Llegó el tiempo del célebre y sacrificado Éxodo Jujeño, la histórica marcha defensiva y la posterior decisión de presentar batalla en las afueras de Tucumán, cuando los propios tucumanos apoyaron al comandante Belgrano para que no retrocediera un paso más. El 24 de septiembre de 1812 a las ocho de la mañana, minutos antes de que 1.800 patriotas se enfrentaran a 3.000 realistas, Belgrano montaba su caballo de pelaje rosillo. Con tanta mala suerte, que al sonar el estampido del primer cañonazo, el manso caballo se asustó y el general fue a parar al piso. Los soldados que observaron la escena, paisanos muy supersticiosos, sintieron que era un mal presagio.

#### Datos de predicción de cuadros delimitadores
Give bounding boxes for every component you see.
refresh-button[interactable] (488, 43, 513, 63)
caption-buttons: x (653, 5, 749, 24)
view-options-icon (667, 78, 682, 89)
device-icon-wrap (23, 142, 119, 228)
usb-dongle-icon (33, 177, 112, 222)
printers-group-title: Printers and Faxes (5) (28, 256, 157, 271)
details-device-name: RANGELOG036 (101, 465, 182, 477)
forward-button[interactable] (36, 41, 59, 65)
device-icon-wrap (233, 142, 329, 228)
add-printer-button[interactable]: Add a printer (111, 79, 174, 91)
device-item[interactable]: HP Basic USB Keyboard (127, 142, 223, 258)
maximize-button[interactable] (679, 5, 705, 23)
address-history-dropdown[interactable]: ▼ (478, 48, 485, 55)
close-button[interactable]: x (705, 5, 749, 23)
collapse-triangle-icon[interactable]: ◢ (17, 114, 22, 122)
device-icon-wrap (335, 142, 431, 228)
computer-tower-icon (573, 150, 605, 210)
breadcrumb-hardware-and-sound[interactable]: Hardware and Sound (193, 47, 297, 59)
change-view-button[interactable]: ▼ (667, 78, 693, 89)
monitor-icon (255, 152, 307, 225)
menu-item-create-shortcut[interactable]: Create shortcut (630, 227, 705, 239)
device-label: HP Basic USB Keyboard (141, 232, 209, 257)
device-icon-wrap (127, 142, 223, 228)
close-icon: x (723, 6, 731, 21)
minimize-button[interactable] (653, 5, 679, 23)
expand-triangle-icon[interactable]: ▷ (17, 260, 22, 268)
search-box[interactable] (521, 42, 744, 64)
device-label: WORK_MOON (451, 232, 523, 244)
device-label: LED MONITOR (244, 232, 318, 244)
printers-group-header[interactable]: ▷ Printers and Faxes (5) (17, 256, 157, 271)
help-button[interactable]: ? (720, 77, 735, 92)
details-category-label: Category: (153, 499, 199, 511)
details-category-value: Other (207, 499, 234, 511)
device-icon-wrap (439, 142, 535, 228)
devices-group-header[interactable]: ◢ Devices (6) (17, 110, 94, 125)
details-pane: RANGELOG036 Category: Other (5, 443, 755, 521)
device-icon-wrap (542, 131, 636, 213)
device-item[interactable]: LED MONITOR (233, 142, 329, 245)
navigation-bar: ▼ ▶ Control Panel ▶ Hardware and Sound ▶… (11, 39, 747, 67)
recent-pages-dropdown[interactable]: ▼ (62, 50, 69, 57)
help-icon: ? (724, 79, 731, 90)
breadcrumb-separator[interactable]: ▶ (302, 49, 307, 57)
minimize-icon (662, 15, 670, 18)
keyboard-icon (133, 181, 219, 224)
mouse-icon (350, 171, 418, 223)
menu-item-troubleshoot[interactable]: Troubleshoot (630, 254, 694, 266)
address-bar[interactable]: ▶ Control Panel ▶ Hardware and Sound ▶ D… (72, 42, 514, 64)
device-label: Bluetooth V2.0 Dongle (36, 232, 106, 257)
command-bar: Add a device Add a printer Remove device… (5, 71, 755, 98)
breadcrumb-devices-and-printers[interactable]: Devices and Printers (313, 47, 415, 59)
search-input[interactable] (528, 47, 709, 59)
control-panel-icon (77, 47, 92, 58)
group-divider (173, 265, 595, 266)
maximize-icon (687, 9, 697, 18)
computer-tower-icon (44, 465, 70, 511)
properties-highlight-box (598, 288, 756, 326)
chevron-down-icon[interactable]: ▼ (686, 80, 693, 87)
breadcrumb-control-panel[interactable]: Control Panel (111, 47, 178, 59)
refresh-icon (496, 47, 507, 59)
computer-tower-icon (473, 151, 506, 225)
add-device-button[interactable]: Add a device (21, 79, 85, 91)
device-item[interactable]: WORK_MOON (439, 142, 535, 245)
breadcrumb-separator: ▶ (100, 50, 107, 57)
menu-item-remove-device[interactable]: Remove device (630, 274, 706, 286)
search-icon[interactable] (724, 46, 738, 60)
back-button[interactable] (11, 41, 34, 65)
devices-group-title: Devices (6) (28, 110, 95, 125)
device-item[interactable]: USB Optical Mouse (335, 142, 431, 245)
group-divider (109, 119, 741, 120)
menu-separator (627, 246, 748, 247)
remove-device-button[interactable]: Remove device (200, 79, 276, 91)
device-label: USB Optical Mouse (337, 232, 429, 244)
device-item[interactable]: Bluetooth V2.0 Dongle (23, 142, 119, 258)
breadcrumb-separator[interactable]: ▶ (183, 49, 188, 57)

#### Actividades
1 - Enumera todas las cifras escritas con dígitos que aparecen en el texto sobre Belgrano en Tucumán.
2 - Prosigue el texto sobre Belgrano en Tucumán a partir de su última oración.

#### Respuestas
1 - 24, 1812, 1.800, 3.000

2 -
Sin embargo, la fortuna estuvo del lado de los patriotas. Fue entonces que Belgrano alcanzó el mayor índice de popularidad de su vida y confirmó su estrella cuando repitió el triunfo en Salta, el 20 de febrero de 1813. Como reconocimiento por esta victoria se le concedió un premio de 40.000 pesos en terrenos fiscales que les hubiera permitido a él y a sus descendientes vivir sin mayores apremios económicos. Pero Belgrano pidió a cambio que se dotaran cuatro escuelas en Jujuy, Santiago del Estero, Tucumán y Tarija (hoy Bolivia). Además, propició la creación de escuelas industriales y fue uno de los primeros en sostener que había que brindar una educación más completa a las mujeres.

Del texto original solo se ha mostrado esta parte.